Supplied records.
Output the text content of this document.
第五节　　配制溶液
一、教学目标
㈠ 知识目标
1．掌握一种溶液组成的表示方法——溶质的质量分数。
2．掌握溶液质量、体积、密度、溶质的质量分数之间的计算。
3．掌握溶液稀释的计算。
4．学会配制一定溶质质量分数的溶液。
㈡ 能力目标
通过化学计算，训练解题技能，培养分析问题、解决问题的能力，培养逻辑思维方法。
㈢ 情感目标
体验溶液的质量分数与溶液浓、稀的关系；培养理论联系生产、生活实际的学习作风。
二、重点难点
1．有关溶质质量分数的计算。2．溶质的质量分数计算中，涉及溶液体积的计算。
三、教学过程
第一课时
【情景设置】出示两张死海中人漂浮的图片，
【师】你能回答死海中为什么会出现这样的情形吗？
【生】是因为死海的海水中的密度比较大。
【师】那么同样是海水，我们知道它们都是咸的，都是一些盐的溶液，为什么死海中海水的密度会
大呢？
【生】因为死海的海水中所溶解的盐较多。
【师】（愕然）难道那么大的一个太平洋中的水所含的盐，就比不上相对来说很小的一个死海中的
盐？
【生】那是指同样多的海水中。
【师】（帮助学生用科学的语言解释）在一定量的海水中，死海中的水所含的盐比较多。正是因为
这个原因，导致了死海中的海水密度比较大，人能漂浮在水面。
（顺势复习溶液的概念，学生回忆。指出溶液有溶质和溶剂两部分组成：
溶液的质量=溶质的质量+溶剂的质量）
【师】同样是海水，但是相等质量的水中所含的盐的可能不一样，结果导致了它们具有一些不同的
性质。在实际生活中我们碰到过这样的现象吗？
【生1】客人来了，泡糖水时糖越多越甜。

What to produce. Reproduce the records word for word.

Task answer.
Output the text content of this document.
第五节　　配制溶液
一、教学目标
㈠ 知识目标
1．掌握一种溶液组成的表示方法——溶质的质量分数。
2．掌握溶液质量、体积、密度、溶质的质量分数之间的计算。
3．掌握溶液稀释的计算。
4．学会配制一定溶质质量分数的溶液。
㈡ 能力目标
通过化学计算，训练解题技能，培养分析问题、解决问题的能力，培养逻辑思维方法。
㈢ 情感目标
体验溶液的质量分数与溶液浓、稀的关系；培养理论联系生产、生活实际的学习作风。
二、重点难点
1．有关溶质质量分数的计算。2．溶质的质量分数计算中，涉及溶液体积的计算。
三、教学过程
第一课时
【情景设置】出示两张死海中人漂浮的图片，
【师】你能回答死海中为什么会出现这样的情形吗？
【生】是因为死海的海水中的密度比较大。
【师】那么同样是海水，我们知道它们都是咸的，都是一些盐的溶液，为什么死海中海水的密度会
大呢？
【生】因为死海的海水中所溶解的盐较多。
【师】（愕然）难道那么大的一个太平洋中的水所含的盐，就比不上相对来说很小的一个死海中的
盐？
【生】那是指同样多的海水中。
【师】（帮助学生用科学的语言解释）在一定量的海水中，死海中的水所含的盐比较多。正是因为
这个原因，导致了死海中的海水密度比较大，人能漂浮在水面。
（顺势复习溶液的概念，学生回忆。指出溶液有溶质和溶剂两部分组成：
溶液的质量=溶质的质量+溶剂的质量）
【师】同样是海水，但是相等质量的水中所含的盐的可能不一样，结果导致了它们具有一些不同的
性质。在实际生活中我们碰到过这样的现象吗？
【生1】客人来了，泡糖水时糖越多越甜。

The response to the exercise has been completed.